─── Records for the exercise
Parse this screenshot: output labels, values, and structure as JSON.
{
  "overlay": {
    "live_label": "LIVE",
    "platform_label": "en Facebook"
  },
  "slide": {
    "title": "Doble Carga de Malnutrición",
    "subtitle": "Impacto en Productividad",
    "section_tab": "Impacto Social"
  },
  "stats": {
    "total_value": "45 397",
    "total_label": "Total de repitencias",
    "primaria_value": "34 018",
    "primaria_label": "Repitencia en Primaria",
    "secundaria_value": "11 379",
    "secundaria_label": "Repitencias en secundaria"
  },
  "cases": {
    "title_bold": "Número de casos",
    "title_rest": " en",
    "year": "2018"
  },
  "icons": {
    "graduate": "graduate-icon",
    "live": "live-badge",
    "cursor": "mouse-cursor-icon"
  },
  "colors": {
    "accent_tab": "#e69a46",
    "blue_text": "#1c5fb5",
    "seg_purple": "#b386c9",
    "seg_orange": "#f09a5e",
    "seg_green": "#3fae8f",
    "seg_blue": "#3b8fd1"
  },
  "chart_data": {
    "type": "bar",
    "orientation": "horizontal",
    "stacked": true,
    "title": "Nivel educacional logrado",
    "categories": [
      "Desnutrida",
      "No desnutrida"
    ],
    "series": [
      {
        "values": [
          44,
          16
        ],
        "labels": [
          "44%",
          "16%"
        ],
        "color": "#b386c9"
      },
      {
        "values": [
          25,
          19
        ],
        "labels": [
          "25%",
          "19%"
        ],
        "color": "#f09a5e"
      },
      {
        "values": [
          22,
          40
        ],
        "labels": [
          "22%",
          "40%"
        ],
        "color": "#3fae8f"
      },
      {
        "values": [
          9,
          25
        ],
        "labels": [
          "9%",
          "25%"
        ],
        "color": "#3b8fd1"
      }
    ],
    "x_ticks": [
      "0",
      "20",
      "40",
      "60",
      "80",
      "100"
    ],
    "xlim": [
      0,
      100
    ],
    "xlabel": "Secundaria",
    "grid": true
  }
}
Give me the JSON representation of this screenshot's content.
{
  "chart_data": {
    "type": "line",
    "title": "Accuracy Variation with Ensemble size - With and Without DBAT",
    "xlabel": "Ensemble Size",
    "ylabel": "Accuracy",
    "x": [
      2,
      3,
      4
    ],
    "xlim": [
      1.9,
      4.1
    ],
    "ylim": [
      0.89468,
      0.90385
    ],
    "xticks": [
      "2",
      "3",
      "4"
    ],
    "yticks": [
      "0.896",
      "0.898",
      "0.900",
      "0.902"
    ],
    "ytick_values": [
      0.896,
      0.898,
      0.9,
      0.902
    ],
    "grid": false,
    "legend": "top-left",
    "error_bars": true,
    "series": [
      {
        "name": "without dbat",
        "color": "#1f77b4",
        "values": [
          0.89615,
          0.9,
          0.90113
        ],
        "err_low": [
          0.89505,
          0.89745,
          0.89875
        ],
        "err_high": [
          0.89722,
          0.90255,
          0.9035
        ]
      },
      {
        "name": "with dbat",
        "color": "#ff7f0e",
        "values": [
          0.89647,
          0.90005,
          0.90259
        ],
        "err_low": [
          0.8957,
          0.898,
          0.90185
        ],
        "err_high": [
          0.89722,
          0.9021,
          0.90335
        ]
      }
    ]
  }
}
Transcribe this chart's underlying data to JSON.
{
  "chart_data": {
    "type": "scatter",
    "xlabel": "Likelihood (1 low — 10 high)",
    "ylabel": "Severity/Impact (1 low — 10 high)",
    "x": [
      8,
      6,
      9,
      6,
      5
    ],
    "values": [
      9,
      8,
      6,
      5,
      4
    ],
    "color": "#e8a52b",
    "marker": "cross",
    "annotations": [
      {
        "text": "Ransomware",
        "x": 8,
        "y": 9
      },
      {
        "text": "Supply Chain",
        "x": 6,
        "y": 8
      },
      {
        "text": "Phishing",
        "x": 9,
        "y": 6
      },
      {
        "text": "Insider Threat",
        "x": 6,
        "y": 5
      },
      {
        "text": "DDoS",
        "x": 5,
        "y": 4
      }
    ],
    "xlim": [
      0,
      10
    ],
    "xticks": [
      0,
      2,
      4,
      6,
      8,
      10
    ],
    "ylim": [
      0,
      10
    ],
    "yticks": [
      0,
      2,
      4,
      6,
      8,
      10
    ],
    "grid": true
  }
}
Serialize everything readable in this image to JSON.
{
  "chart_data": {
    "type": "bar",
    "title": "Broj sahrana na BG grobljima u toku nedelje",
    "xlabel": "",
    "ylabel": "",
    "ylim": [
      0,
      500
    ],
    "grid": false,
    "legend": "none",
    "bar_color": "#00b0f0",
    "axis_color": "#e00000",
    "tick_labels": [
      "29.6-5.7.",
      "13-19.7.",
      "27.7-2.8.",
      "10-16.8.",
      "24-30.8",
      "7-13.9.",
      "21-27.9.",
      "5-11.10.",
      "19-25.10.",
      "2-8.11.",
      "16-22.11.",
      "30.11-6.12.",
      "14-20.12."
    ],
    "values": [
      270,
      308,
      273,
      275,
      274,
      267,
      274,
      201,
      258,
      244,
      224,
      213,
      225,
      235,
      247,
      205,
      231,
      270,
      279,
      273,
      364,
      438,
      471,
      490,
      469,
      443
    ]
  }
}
──────
Exercise requirements »
Reproduce nothing but the lines from the line containing "Serialize everything readable" to the last line of the data, each exactly as written.

Complete answer »
Serialize everything readable in this image to JSON.
{
  "chart_data": {
    "type": "bar",
    "title": "Broj sahrana na BG grobljima u toku nedelje",
    "xlabel": "",
    "ylabel": "",
    "ylim": [
      0,
      500
    ],
    "grid": false,
    "legend": "none",
    "bar_color": "#00b0f0",
    "axis_color": "#e00000",
    "tick_labels": [
      "29.6-5.7.",
      "13-19.7.",
      "27.7-2.8.",
      "10-16.8.",
      "24-30.8",
      "7-13.9.",
      "21-27.9.",
      "5-11.10.",
      "19-25.10.",
      "2-8.11.",
      "16-22.11.",
      "30.11-6.12.",
      "14-20.12."
    ],
    "values": [
      270,
      308,
      273,
      275,
      274,
      267,
      274,
      201,
      258,
      244,
      224,
      213,
      225,
      235,
      247,
      205,
      231,
      270,
      279,
      273,
      364,
      438,
      471,
      490,
      469,
      443
    ]
  }
}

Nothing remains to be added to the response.